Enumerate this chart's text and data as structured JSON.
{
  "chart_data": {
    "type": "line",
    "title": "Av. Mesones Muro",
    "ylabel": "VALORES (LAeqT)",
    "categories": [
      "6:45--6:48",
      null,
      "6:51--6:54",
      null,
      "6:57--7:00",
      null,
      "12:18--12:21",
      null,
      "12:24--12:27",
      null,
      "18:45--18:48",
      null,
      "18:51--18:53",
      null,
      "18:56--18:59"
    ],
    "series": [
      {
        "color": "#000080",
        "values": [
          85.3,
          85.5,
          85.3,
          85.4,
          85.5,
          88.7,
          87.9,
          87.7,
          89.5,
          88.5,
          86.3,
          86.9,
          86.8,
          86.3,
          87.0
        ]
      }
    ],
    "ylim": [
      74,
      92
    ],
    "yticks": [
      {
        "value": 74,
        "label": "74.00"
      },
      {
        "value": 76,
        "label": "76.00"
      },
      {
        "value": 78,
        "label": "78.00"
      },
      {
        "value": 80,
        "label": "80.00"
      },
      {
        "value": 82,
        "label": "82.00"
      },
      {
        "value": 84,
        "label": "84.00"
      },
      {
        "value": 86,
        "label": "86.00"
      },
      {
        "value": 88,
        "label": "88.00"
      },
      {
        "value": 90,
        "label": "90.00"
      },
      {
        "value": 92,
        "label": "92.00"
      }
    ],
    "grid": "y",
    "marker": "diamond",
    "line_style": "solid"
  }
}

==

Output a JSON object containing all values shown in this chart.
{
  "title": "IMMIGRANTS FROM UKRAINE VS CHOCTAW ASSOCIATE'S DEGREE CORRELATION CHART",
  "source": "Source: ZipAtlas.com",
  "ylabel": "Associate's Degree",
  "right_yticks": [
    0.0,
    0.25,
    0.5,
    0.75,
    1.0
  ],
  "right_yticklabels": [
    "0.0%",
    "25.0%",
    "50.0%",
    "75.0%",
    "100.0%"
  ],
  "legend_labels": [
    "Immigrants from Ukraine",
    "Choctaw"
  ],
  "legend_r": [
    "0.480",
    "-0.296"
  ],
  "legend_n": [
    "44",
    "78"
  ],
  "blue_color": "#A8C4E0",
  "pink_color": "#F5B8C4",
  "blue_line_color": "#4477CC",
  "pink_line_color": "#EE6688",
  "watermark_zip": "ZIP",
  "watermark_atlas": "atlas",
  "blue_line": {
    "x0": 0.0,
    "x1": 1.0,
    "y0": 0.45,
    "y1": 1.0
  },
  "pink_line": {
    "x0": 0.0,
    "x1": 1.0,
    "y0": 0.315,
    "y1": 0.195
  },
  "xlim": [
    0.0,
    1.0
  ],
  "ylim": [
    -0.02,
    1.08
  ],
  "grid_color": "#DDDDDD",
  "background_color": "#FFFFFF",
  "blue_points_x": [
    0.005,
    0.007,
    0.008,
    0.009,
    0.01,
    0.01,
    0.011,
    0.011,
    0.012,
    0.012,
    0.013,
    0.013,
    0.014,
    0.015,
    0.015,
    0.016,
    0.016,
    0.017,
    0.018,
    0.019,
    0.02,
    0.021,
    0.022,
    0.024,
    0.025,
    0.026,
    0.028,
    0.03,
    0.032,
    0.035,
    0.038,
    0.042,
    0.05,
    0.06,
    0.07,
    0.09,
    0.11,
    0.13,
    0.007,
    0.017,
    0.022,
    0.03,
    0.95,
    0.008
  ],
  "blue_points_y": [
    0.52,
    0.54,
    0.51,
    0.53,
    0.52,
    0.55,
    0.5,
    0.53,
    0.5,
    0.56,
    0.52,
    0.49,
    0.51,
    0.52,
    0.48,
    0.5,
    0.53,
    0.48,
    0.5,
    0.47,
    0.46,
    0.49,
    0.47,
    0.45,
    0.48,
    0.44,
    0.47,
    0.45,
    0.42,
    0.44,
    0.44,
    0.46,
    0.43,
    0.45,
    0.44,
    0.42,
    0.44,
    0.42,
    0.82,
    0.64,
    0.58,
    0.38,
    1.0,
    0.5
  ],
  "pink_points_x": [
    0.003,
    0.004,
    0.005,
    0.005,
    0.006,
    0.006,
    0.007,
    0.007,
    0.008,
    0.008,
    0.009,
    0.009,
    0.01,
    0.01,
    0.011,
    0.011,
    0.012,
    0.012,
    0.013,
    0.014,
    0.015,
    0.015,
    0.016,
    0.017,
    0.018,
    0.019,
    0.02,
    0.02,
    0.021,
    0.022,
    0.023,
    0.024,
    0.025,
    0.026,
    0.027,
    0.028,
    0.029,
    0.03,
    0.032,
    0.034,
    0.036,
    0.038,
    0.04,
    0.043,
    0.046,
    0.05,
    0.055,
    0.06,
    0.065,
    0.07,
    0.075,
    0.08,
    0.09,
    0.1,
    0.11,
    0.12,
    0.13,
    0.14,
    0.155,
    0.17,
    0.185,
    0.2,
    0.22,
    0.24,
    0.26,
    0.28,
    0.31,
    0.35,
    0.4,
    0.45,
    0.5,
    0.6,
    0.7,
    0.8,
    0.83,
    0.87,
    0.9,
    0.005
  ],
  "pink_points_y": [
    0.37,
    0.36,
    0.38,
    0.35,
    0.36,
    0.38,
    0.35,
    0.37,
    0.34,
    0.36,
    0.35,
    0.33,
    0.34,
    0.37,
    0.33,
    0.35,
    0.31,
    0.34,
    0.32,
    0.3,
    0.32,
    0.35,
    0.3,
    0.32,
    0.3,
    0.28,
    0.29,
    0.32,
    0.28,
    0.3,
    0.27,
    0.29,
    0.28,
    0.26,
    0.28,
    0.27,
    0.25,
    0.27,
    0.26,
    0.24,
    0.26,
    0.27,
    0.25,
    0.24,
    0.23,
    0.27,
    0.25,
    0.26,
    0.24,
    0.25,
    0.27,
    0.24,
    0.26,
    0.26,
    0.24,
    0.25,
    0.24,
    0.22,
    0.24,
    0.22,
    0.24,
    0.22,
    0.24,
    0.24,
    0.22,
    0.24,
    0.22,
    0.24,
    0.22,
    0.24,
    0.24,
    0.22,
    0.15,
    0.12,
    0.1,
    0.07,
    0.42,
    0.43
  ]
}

OBJECTIVE - Return from the data every line that holds "title".

OUTPUT OF THE TASK -
    "title": "Av. Mesones Muro",
  "title": "IMMIGRANTS FROM UKRAINE VS CHOCTAW ASSOCIATE'S DEGREE CORRELATION CHART",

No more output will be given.